# SOURCE EXCERPT:

'''

Jade offered this “Being at the Highpoint so far has been such a treat! I’m an assistant professor, and so with the flexibility of the summer, I have been fully enjoying the opportunity to dig more into my ideas and creative practice. I’m excited to take a photolithography class with Highpoint Editions Lead Printer-in-Residence Judith Baumann in September. I’ve equally enjoyed the opportunity to connect with other artists, and I’ve been grateful to get to engage and chat with my co-fellow, Stephanie Hunder.
Stephanie and I share an interest, I find, in the representation of the world through various forms of analog and mechanical translation. In my case I’m interested in the tension of the “semi handmade” that printmaking offers. I’m curious about what that can say about the archive and its representation of both personal institutional narratives as I inspect US archives about the early 20th century Philippines. As far as my ideas are developing, it’s been a luxury to be able to unpack a little more what draws me to the idea of archive, representation, and my own orientation with that.
Some unexpected directions that my work has taken: excel spreadsheets!? (I have been playing with randomized color generation to nod to the history of colorizing photographs and postcards). I’ve also played some with banig, a form weaving in the Philippines that uses plant materials like palm fronds. In my case I’ve been paper weaving with old prints! Moving forward I’m getting into portraiture, translating institutional imagery into individual portraits by working on portraits of nurses from the archives.
My current research interests explore the history of health programs, especially nursing training programs, that were set up in the Philippines by the United States at the start of the 20th century. This programming has lead to the establishment of labor pathways that exist today between the two countries. As a Filipina-American whose mother is a nurse, I am interested in unpacking this aspect of my family story in its greater context, and potentially expressing what I learn through my creative engagement at the Highpoint and as a McKnight Fellow.”
About the artists:
Stephanie Hunder is a Minnesota artist and arts educator who creates with ink, paper, and light. Her current work studies human relationships to the natural world through botanical and scientific iconography, combining photographic and digital techniques with traditional printmaking processes. Creating content through process and the importance of hands-on research is a focus in her teaching. Stephanie received her BFA and MA from the UW–Madison, and MFA from Arizona State. She currently teaches at Minneapolis College of Art & Design and the University of Minnesota. Recent activities include solo exhibitions at Metro State University, Bloomington Art Center, and Silverwood Gallery.

'''

# YOUR TASK:
In the excerpt about the Highpoint fellows, who is named as the Highpoint Editions Lead Printer-in-Residence?

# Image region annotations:
'''

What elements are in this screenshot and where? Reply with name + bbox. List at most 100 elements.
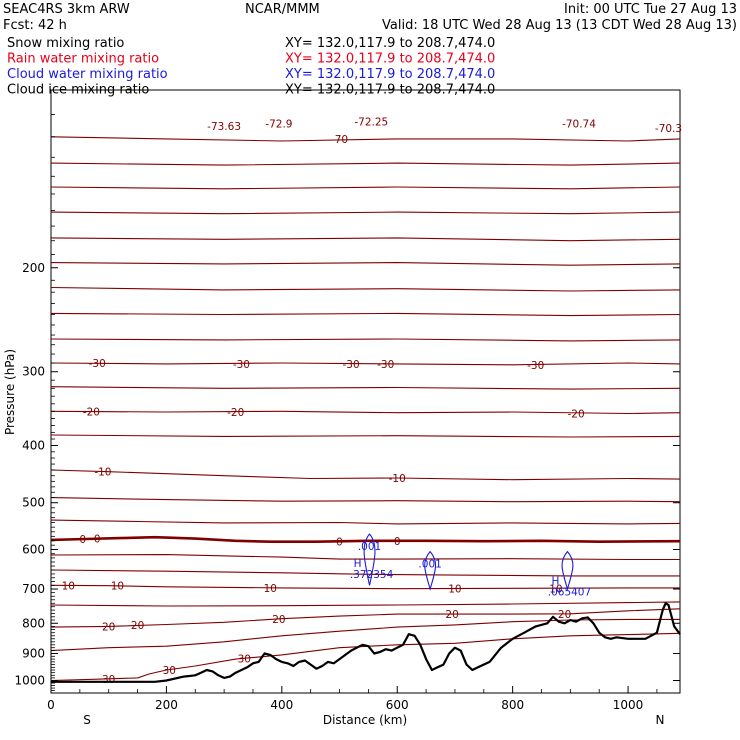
plot-frame	[50, 89, 681, 694]
y-tick-label: 800	[22, 616, 45, 630]
temperature-contours	[50, 136, 681, 682]
temperature-contour	[50, 519, 681, 525]
field-legend-label: Cloud water mixing ratio	[7, 67, 168, 82]
valid-time: Valid: 18 UTC Wed 28 Aug 13 (13 CDT Wed …	[382, 18, 737, 33]
cloud-water-min-label: .001	[358, 541, 381, 553]
model-name: SEAC4RS 3km ARW	[3, 2, 130, 17]
x-tick-label: 200	[155, 698, 178, 712]
y-tick-label: 600	[22, 542, 45, 556]
contour-label: 20	[445, 609, 458, 621]
temperature-contour	[50, 286, 681, 292]
contour-label: -30	[233, 359, 250, 371]
contour-label: -10	[389, 473, 406, 485]
contour-label: 0	[79, 534, 86, 546]
y-tick-label: 1000	[14, 673, 45, 687]
temperature-contour	[50, 569, 680, 577]
init-time: Init: 00 UTC Tue 27 Aug 13	[564, 2, 737, 17]
contour-label: -30	[377, 359, 394, 371]
contour-label: 10	[549, 583, 562, 595]
cloud-water-high-marker: H	[354, 558, 362, 570]
x-tick-label: 400	[270, 698, 293, 712]
temperature-contour-30	[50, 632, 681, 682]
temperature-contour--20	[50, 410, 681, 415]
contour-label: -72.9	[265, 119, 292, 131]
temperature-contour	[50, 312, 681, 317]
cloud-water-contour	[424, 550, 437, 591]
contour-label: 20	[272, 614, 285, 626]
x-tick-label: 600	[386, 698, 409, 712]
temperature-contour	[50, 162, 681, 166]
contour-label: -70.74	[562, 119, 596, 131]
organization: NCAR/MMM	[245, 2, 320, 17]
contour-label: 20	[102, 621, 115, 633]
contour-label: -10	[94, 467, 111, 479]
contour-label: 30	[102, 674, 115, 686]
cloud-water-high-marker: H	[552, 576, 560, 588]
terrain-surface	[51, 602, 681, 683]
contour-label: -20	[83, 406, 100, 418]
temperature-contour	[50, 434, 681, 438]
field-legend: Snow mixing ratio XY= 132.0,117.9 to 208.…	[7, 36, 495, 98]
temperature-contour	[50, 497, 681, 503]
x-axis-left-end-label: S	[83, 713, 91, 727]
x-tick-label: 0	[47, 698, 55, 712]
contour-label: 0	[94, 534, 101, 546]
y-tick-label: 300	[22, 365, 45, 379]
cloud-water-max-label: .065407	[548, 587, 591, 599]
contour-label: 30	[163, 665, 176, 677]
temperature-contour	[50, 211, 681, 215]
temperature-contour-20	[50, 608, 681, 628]
y-tick-label: 200	[22, 261, 45, 275]
contour-label: -30	[89, 358, 106, 370]
contour-label: -73.63	[207, 121, 241, 133]
forecast-hour: Fcst: 42 h	[3, 18, 67, 33]
y-tick-label: 900	[22, 646, 45, 660]
temperature-contour	[50, 262, 681, 266]
contour-label: -72.25	[354, 116, 388, 128]
y-axis-label: Pressure (hPa)	[3, 349, 17, 435]
contour-label: 10	[111, 581, 124, 593]
x-tick-label: 1000	[613, 698, 644, 712]
contour-label: 20	[131, 620, 144, 632]
contour-label: 0	[336, 537, 343, 549]
contour-label: 30	[238, 654, 251, 666]
temperature-contour-0	[50, 535, 681, 544]
cloud-water-contour	[561, 550, 574, 591]
temperature-contour	[50, 186, 681, 190]
x-tick-label: 800	[501, 698, 524, 712]
contour-label: 20	[558, 609, 571, 621]
x-axis-label: Distance (km)	[323, 713, 407, 727]
y-tick-label: 400	[22, 439, 45, 453]
y-tick-label: 500	[22, 496, 45, 510]
field-legend-xy: XY= 132.0,117.9 to 208.7,474.0	[285, 52, 495, 67]
contour-label: 10	[448, 584, 461, 596]
contour-label: -20	[227, 407, 244, 419]
temperature-contour	[50, 338, 681, 342]
temperature-contour--10	[50, 469, 681, 481]
x-axis-ticks: 0 200 400 600 800 1000	[47, 686, 658, 712]
terrain-line	[51, 602, 681, 683]
temperature-contour	[50, 237, 681, 242]
temperature-contour--70	[50, 136, 681, 142]
contour-label: -70.3	[655, 123, 682, 135]
field-legend-label: Rain water mixing ratio	[7, 52, 159, 67]
cloud-water-contour	[363, 533, 376, 586]
temperature-contour--30	[50, 362, 681, 366]
temperature-contour	[50, 601, 681, 607]
temperature-contour-10	[50, 584, 680, 590]
field-legend-label: Snow mixing ratio	[7, 36, 124, 51]
cloud-water-max-label: .372354	[350, 569, 394, 581]
y-tick-label: 700	[22, 582, 45, 596]
contour-label: -30	[343, 359, 360, 371]
contour-label: 10	[264, 583, 277, 595]
contour-label: -30	[527, 360, 544, 372]
cloud-water-min-label: .001	[418, 559, 441, 571]
field-legend-xy: XY= 132.0,117.9 to 208.7,474.0	[285, 36, 495, 51]
contour-label: 0	[394, 536, 401, 548]
contour-label: -70	[331, 134, 348, 146]
temperature-contour	[50, 386, 681, 390]
field-legend-xy: XY= 132.0,117.9 to 208.7,474.0	[285, 67, 495, 82]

'''

# SOLUTION TO THE EXERCISE:
Judith Baumann